(Collected data)
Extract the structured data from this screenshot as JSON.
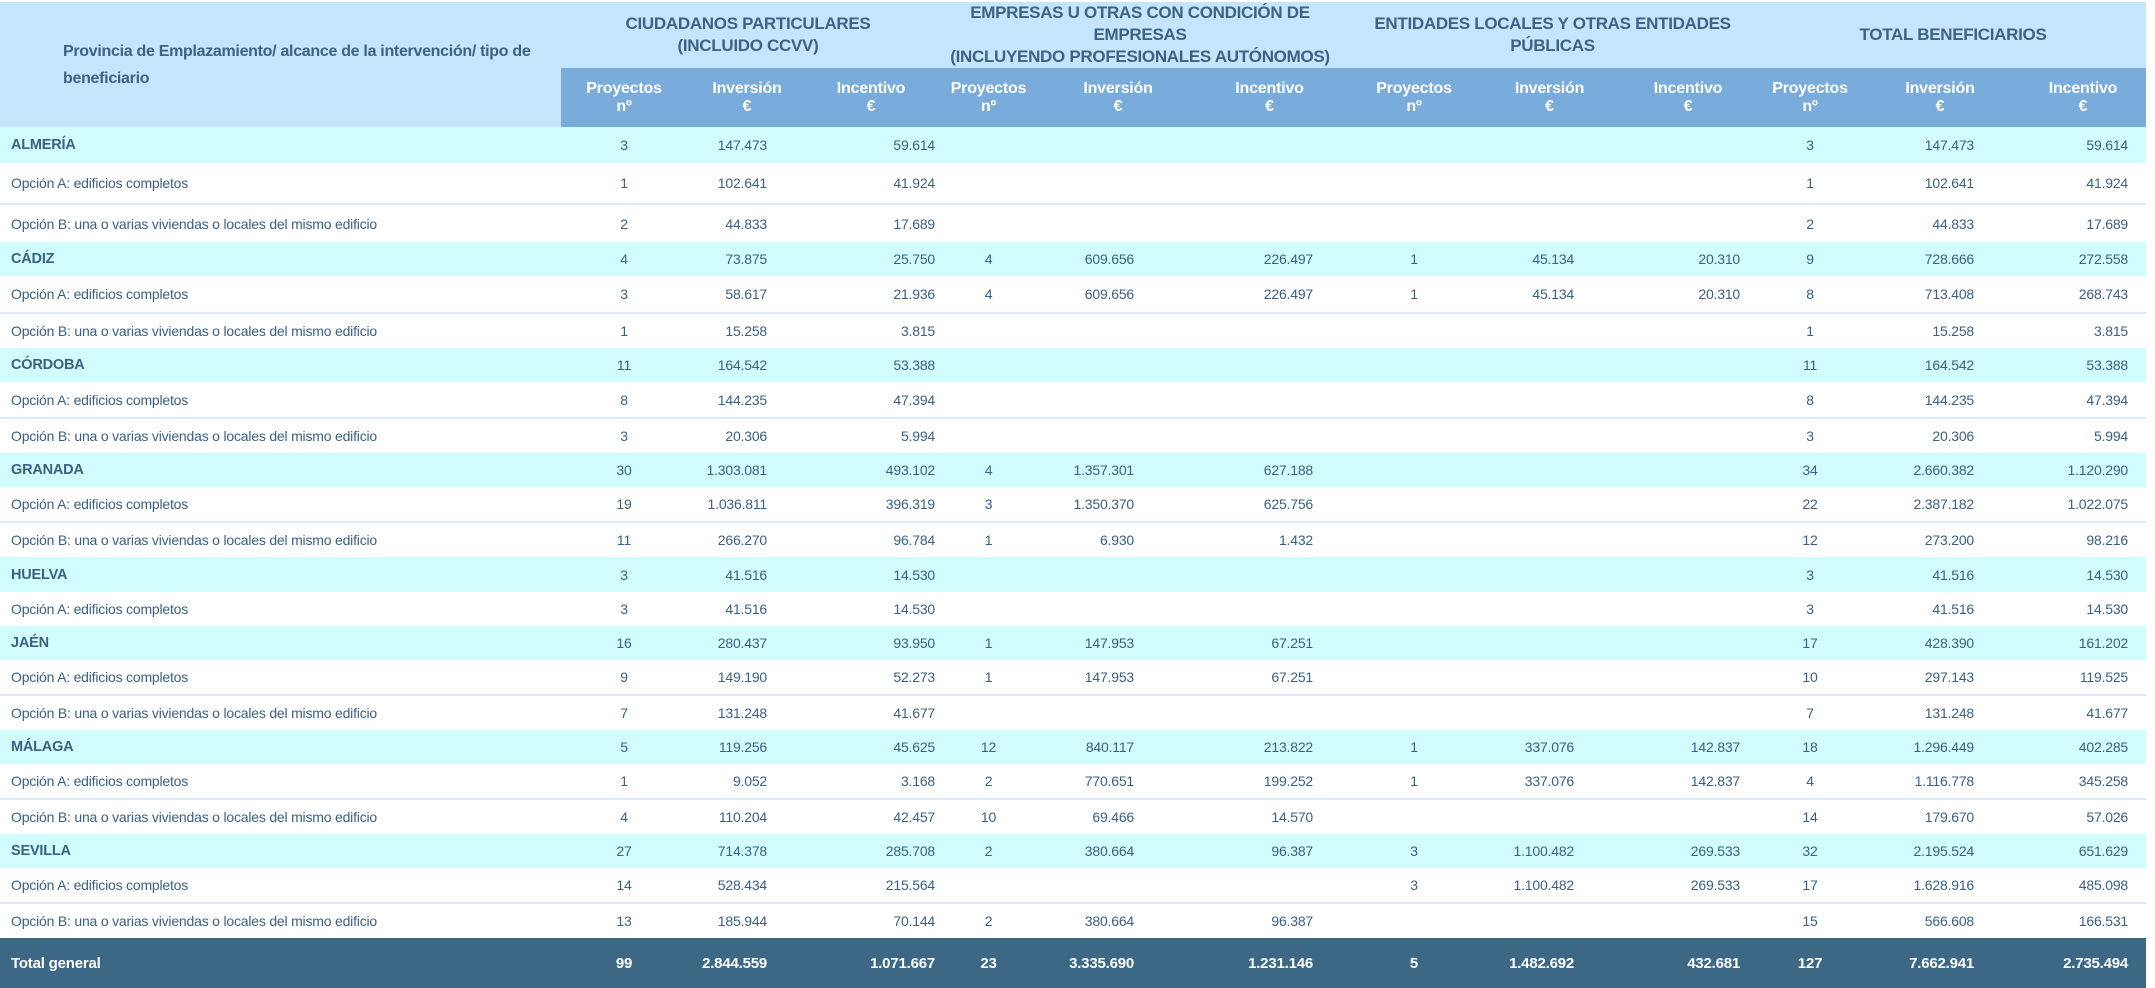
{
  "header": {
    "corner_label": "Provincia de Emplazamiento/ alcance de la intervención/ tipo de beneficiario",
    "groups": [
      {
        "line1": "CIUDADANOS PARTICULARES",
        "line2": "(INCLUIDO CCVV)"
      },
      {
        "line1": "EMPRESAS U OTRAS CON CONDICIÓN DE EMPRESAS",
        "line2": "(INCLUYENDO PROFESIONALES AUTÓNOMOS)"
      },
      {
        "line1": "ENTIDADES LOCALES Y OTRAS ENTIDADES",
        "line2": "PÚBLICAS"
      },
      {
        "line1": "TOTAL BENEFICIARIOS",
        "line2": ""
      }
    ],
    "subcolumns": [
      {
        "line1": "Proyectos",
        "line2": "nº"
      },
      {
        "line1": "Inversión",
        "line2": "€"
      },
      {
        "line1": "Incentivo",
        "line2": "€"
      }
    ]
  },
  "rows": [
    {
      "type": "prov",
      "label": "ALMERÍA",
      "values": [
        "3",
        "147.473",
        "59.614",
        "",
        "",
        "",
        "",
        "",
        "",
        "3",
        "147.473",
        "59.614"
      ]
    },
    {
      "type": "opt",
      "label": "Opción A: edificios completos",
      "values": [
        "1",
        "102.641",
        "41.924",
        "",
        "",
        "",
        "",
        "",
        "",
        "1",
        "102.641",
        "41.924"
      ]
    },
    {
      "type": "opt",
      "label": "Opción B: una o varias viviendas o locales del mismo edificio",
      "values": [
        "2",
        "44.833",
        "17.689",
        "",
        "",
        "",
        "",
        "",
        "",
        "2",
        "44.833",
        "17.689"
      ]
    },
    {
      "type": "prov",
      "label": "CÁDIZ",
      "values": [
        "4",
        "73.875",
        "25.750",
        "4",
        "609.656",
        "226.497",
        "1",
        "45.134",
        "20.310",
        "9",
        "728.666",
        "272.558"
      ]
    },
    {
      "type": "opt",
      "label": "Opción A: edificios completos",
      "values": [
        "3",
        "58.617",
        "21.936",
        "4",
        "609.656",
        "226.497",
        "1",
        "45.134",
        "20.310",
        "8",
        "713.408",
        "268.743"
      ]
    },
    {
      "type": "opt",
      "label": "Opción B: una o varias viviendas o locales del mismo edificio",
      "values": [
        "1",
        "15.258",
        "3.815",
        "",
        "",
        "",
        "",
        "",
        "",
        "1",
        "15.258",
        "3.815"
      ]
    },
    {
      "type": "prov",
      "label": "CÓRDOBA",
      "values": [
        "11",
        "164.542",
        "53.388",
        "",
        "",
        "",
        "",
        "",
        "",
        "11",
        "164.542",
        "53.388"
      ]
    },
    {
      "type": "opt",
      "label": "Opción A: edificios completos",
      "values": [
        "8",
        "144.235",
        "47.394",
        "",
        "",
        "",
        "",
        "",
        "",
        "8",
        "144.235",
        "47.394"
      ]
    },
    {
      "type": "opt",
      "label": "Opción B: una o varias viviendas o locales del mismo edificio",
      "values": [
        "3",
        "20.306",
        "5.994",
        "",
        "",
        "",
        "",
        "",
        "",
        "3",
        "20.306",
        "5.994"
      ]
    },
    {
      "type": "prov",
      "label": "GRANADA",
      "values": [
        "30",
        "1.303.081",
        "493.102",
        "4",
        "1.357.301",
        "627.188",
        "",
        "",
        "",
        "34",
        "2.660.382",
        "1.120.290"
      ]
    },
    {
      "type": "opt",
      "label": "Opción A: edificios completos",
      "values": [
        "19",
        "1.036.811",
        "396.319",
        "3",
        "1.350.370",
        "625.756",
        "",
        "",
        "",
        "22",
        "2.387.182",
        "1.022.075"
      ]
    },
    {
      "type": "opt",
      "label": "Opción B: una o varias viviendas o locales del mismo edificio",
      "values": [
        "11",
        "266.270",
        "96.784",
        "1",
        "6.930",
        "1.432",
        "",
        "",
        "",
        "12",
        "273.200",
        "98.216"
      ]
    },
    {
      "type": "prov",
      "label": "HUELVA",
      "values": [
        "3",
        "41.516",
        "14.530",
        "",
        "",
        "",
        "",
        "",
        "",
        "3",
        "41.516",
        "14.530"
      ]
    },
    {
      "type": "opt",
      "label": "Opción A: edificios completos",
      "values": [
        "3",
        "41.516",
        "14.530",
        "",
        "",
        "",
        "",
        "",
        "",
        "3",
        "41.516",
        "14.530"
      ]
    },
    {
      "type": "prov",
      "label": "JAÉN",
      "values": [
        "16",
        "280.437",
        "93.950",
        "1",
        "147.953",
        "67.251",
        "",
        "",
        "",
        "17",
        "428.390",
        "161.202"
      ]
    },
    {
      "type": "opt",
      "label": "Opción A: edificios completos",
      "values": [
        "9",
        "149.190",
        "52.273",
        "1",
        "147.953",
        "67.251",
        "",
        "",
        "",
        "10",
        "297.143",
        "119.525"
      ]
    },
    {
      "type": "opt",
      "label": "Opción B: una o varias viviendas o locales del mismo edificio",
      "values": [
        "7",
        "131.248",
        "41.677",
        "",
        "",
        "",
        "",
        "",
        "",
        "7",
        "131.248",
        "41.677"
      ]
    },
    {
      "type": "prov",
      "label": "MÁLAGA",
      "values": [
        "5",
        "119.256",
        "45.625",
        "12",
        "840.117",
        "213.822",
        "1",
        "337.076",
        "142.837",
        "18",
        "1.296.449",
        "402.285"
      ]
    },
    {
      "type": "opt",
      "label": "Opción A: edificios completos",
      "values": [
        "1",
        "9.052",
        "3.168",
        "2",
        "770.651",
        "199.252",
        "1",
        "337.076",
        "142.837",
        "4",
        "1.116.778",
        "345.258"
      ]
    },
    {
      "type": "opt",
      "label": "Opción B: una o varias viviendas o locales del mismo edificio",
      "values": [
        "4",
        "110.204",
        "42.457",
        "10",
        "69.466",
        "14.570",
        "",
        "",
        "",
        "14",
        "179.670",
        "57.026"
      ]
    },
    {
      "type": "prov",
      "label": "SEVILLA",
      "values": [
        "27",
        "714.378",
        "285.708",
        "2",
        "380.664",
        "96.387",
        "3",
        "1.100.482",
        "269.533",
        "32",
        "2.195.524",
        "651.629"
      ]
    },
    {
      "type": "opt",
      "label": "Opción A: edificios completos",
      "values": [
        "14",
        "528.434",
        "215.564",
        "",
        "",
        "",
        "3",
        "1.100.482",
        "269.533",
        "17",
        "1.628.916",
        "485.098"
      ]
    },
    {
      "type": "opt",
      "label": "Opción B: una o varias viviendas o locales del mismo edificio",
      "values": [
        "13",
        "185.944",
        "70.144",
        "2",
        "380.664",
        "96.387",
        "",
        "",
        "",
        "15",
        "566.608",
        "166.531"
      ]
    }
  ],
  "total": {
    "label": "Total general",
    "values": [
      "99",
      "2.844.559",
      "1.071.667",
      "23",
      "3.335.690",
      "1.231.146",
      "5",
      "1.482.692",
      "432.681",
      "127",
      "7.662.941",
      "2.735.494"
    ]
  },
  "colors": {
    "header_band": "#c4e5fb",
    "subheader": "#79acdb",
    "province_row": "#d1fdfe",
    "total_row": "#3d6885",
    "text": "#3b6182"
  }
}
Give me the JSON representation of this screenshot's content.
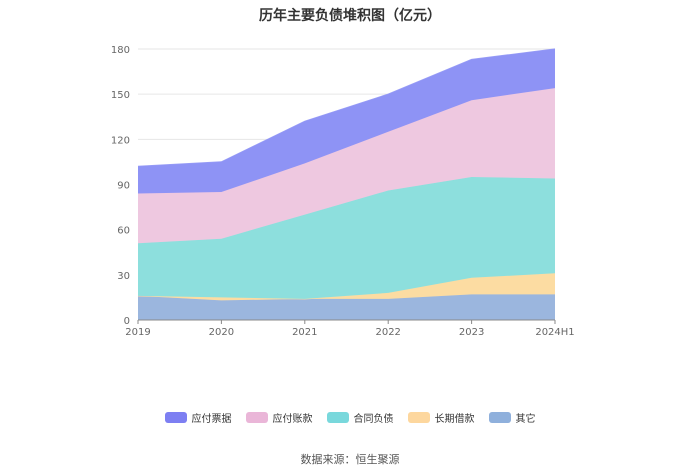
{
  "title": "历年主要负债堆积图（亿元）",
  "source": "数据来源：恒生聚源",
  "chart_data": {
    "type": "area",
    "stacked": true,
    "categories": [
      "2019",
      "2020",
      "2021",
      "2022",
      "2023",
      "2024H1"
    ],
    "ylim": [
      0,
      180
    ],
    "yticks": [
      0,
      30,
      60,
      90,
      120,
      150,
      180
    ],
    "grid": true,
    "legend_position": "bottom",
    "series": [
      {
        "name": "其它",
        "color": "#9bb6de",
        "values": [
          16,
          13,
          14,
          14,
          17,
          17
        ]
      },
      {
        "name": "长期借款",
        "color": "#fcdca2",
        "values": [
          0,
          2,
          0,
          4,
          11,
          14
        ]
      },
      {
        "name": "合同负债",
        "color": "#8ddfdd",
        "values": [
          35,
          39,
          56,
          68,
          67,
          63
        ]
      },
      {
        "name": "应付账款",
        "color": "#eec8e0",
        "values": [
          33,
          31,
          34,
          39,
          51,
          60
        ]
      },
      {
        "name": "应付票据",
        "color": "#8e93f5",
        "values": [
          18,
          20,
          28,
          25,
          27,
          26
        ]
      }
    ],
    "legend_order": [
      "应付票据",
      "应付账款",
      "合同负债",
      "长期借款",
      "其它"
    ],
    "legend_colors": {
      "应付票据": "#7d7ff2",
      "应付账款": "#eab6d8",
      "合同负债": "#79d8dc",
      "长期借款": "#fdd79e",
      "其它": "#8fb0dc"
    }
  }
}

Exercise objective:
Scan the material above and determine how many lines include the word "this"; report only the number.

Completed exercise:
2